### Excerpted text

After some ugly manual installation hackery with the public branch, I managed to run lcd-demo.py successfully, but the main attraction was still standing:

user@host:~/Pimoroni/growhat/examples $ python3 monitor.py
Traceback (most recent call last):
File "/home/pi/.local/lib/python3.11/site-packages/grow/moisture.py", line 41, in init
GPIO.add_event_detect(self._gpio_pin, GPIO.RISING, callback=self._event_handler, bouncetime=1)
RuntimeError: Failed to add edge detection

During handling of the above exception, another exception occurred:

Traceback (most recent call last):
File "/home/pi/Pimoroni/growhat/examples/monitor.py", line 1158, in
main()
File "/home/pi/Pimoroni/growhat/examples/monitor.py", line 1042, in main
Channel(2, 2, 2),
^^^^^^^^^^^^^^^^
File "/home/pi/Pimoroni/growhat/examples/monitor.py", line 647, in init
self.sensor = Moisture(sensor_channel)
^^^^^^^^^^^^^^^^^^^^^^^^
File "/home/pi/.local/lib/python3.11/site-packages/grow/moisture.py", line 44, in init
raise RuntimeError("""Unable to set up edge detection on BCM8.

### Check your understanding
1. In the post, which script did the writer get to run successfully?
2. Copy the post starting with "During handling of" and going on through "detection on BCM8.", switching "exception" to "error".
The listing that comes next is separate material, not part of the post.

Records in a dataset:

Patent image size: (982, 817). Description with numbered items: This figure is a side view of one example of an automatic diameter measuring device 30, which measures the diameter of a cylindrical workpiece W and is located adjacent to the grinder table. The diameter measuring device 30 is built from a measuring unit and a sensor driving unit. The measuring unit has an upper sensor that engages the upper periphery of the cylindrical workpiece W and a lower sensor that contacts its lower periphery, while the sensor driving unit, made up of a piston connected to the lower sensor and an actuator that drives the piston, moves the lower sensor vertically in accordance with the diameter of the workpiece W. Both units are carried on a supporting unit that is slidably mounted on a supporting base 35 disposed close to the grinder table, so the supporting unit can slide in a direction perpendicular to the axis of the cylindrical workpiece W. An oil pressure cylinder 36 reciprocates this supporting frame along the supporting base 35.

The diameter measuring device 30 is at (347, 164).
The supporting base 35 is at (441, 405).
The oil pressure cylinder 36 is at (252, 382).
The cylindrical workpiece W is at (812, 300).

### Task responses
1. lcd-demo.py

2.
During handling of the above error, another error occurred:

Traceback (most recent call last):
File "/home/pi/Pimoroni/growhat/examples/monitor.py", line 1158, in
main()
File "/home/pi/Pimoroni/growhat/examples/monitor.py", line 1042, in main
Channel(2, 2, 2),
^^^^^^^^^^^^^^^^
File "/home/pi/Pimoroni/growhat/examples/monitor.py", line 647, in init
self.sensor = Moisture(sensor_channel)
^^^^^^^^^^^^^^^^^^^^^^^^
File "/home/pi/.local/lib/python3.11/site-packages/grow/moisture.py", line 44, in init
raise RuntimeError("""Unable to set up edge detection on BCM8.